DATA FOR THE TASK:
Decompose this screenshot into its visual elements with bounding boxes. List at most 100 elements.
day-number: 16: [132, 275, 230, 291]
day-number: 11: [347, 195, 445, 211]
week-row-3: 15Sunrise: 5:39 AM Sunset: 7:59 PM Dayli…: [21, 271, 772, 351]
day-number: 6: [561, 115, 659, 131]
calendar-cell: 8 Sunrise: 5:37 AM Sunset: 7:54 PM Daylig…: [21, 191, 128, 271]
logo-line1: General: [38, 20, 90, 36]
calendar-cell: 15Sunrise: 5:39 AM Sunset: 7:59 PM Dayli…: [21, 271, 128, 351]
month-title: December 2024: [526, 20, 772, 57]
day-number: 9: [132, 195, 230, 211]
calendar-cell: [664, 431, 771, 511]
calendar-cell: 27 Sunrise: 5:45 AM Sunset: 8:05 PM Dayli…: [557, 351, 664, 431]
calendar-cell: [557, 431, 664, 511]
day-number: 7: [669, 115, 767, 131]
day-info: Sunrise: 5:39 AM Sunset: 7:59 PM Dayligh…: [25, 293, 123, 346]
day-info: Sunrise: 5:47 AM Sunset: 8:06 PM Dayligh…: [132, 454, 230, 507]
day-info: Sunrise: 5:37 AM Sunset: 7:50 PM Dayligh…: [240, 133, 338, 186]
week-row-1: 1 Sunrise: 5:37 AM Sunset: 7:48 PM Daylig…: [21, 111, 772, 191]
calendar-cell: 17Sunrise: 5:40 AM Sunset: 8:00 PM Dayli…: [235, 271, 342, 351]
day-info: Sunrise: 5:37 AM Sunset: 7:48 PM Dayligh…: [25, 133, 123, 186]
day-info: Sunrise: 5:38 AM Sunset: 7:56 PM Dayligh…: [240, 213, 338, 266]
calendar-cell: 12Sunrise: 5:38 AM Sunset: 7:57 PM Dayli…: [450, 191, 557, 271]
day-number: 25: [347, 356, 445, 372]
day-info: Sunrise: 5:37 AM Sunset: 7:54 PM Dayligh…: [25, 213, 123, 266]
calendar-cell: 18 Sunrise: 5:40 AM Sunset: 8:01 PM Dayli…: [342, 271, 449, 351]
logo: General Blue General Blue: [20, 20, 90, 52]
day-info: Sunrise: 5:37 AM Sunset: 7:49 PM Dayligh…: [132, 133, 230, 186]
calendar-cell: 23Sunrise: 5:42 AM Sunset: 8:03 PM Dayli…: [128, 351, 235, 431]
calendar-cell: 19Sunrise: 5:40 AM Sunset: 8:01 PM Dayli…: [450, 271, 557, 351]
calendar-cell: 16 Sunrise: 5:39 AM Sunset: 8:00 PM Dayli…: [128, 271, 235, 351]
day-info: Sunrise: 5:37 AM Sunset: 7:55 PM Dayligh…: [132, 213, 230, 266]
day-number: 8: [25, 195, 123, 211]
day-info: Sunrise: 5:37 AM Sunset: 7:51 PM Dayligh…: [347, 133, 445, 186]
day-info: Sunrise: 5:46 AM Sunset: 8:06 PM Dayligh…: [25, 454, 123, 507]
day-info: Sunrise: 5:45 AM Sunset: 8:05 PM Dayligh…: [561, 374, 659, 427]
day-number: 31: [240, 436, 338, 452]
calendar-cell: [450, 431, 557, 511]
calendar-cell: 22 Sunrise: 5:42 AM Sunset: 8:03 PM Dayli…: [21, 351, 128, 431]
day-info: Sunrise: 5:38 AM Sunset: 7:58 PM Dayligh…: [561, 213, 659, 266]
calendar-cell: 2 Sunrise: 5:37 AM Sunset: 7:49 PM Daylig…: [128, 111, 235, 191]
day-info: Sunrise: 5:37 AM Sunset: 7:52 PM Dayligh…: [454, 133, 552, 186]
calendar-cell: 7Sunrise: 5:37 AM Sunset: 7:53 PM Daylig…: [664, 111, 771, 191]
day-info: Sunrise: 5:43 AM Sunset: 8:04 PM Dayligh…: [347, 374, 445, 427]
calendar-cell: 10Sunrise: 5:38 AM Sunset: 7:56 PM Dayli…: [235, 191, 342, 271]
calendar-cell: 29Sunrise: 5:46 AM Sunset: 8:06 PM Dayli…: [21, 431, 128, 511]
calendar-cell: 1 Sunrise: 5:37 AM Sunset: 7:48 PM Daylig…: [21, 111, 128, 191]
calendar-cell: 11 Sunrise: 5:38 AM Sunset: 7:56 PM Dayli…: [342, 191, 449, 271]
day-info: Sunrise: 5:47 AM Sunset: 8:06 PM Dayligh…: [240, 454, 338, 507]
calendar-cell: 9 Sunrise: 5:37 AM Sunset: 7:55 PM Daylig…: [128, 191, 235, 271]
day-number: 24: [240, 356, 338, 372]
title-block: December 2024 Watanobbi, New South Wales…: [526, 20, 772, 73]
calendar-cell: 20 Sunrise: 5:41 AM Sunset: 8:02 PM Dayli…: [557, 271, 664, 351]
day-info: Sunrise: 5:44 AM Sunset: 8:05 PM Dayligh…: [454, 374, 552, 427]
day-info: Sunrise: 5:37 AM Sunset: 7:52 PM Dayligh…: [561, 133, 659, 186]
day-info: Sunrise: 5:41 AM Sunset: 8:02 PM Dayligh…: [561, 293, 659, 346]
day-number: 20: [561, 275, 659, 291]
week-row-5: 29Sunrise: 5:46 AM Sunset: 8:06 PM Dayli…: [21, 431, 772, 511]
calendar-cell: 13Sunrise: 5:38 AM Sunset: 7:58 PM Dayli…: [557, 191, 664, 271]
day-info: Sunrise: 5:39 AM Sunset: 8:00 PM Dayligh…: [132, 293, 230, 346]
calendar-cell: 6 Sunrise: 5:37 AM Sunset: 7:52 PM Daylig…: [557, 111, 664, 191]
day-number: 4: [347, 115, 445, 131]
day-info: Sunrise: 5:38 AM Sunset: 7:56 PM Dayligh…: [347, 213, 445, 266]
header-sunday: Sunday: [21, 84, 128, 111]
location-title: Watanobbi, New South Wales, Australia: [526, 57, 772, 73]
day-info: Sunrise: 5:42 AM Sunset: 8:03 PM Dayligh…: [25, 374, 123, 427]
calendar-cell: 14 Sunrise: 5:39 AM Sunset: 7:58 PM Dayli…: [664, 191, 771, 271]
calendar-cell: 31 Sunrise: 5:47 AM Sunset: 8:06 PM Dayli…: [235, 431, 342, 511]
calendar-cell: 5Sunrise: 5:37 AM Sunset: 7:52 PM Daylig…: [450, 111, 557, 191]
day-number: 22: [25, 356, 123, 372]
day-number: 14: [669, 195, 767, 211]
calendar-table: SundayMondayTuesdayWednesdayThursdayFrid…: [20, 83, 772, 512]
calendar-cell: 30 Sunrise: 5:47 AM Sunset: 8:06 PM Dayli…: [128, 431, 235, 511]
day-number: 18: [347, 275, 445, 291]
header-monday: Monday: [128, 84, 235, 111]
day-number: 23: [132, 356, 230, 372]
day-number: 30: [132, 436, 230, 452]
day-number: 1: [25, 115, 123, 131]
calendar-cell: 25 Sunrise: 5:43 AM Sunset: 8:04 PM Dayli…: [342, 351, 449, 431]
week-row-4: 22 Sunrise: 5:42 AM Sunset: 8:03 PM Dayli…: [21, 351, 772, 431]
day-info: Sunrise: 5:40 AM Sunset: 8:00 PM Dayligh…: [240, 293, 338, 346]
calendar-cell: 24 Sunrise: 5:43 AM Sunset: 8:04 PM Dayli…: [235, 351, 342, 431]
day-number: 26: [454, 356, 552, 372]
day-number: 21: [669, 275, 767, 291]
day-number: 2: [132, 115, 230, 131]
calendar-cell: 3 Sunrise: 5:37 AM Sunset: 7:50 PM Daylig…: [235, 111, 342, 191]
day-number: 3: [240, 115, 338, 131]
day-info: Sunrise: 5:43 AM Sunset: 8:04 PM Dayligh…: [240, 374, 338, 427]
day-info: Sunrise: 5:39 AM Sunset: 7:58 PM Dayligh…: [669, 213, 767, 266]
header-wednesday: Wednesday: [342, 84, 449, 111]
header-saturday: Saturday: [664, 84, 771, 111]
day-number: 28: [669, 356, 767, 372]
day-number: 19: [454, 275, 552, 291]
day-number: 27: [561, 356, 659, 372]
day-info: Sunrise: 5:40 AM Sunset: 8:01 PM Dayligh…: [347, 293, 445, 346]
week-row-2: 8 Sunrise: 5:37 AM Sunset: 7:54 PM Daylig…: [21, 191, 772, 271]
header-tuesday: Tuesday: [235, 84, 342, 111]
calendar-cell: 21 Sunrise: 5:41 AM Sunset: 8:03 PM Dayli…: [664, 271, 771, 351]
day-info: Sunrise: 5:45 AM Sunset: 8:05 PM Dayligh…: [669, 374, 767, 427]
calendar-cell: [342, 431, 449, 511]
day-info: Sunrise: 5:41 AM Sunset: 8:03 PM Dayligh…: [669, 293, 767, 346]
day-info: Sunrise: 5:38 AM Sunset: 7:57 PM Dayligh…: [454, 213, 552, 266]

STATED TASK: Count the rows above that contain the word "Watanobbi", matching case exactly. Give only the number.

TASK ANSWER: 2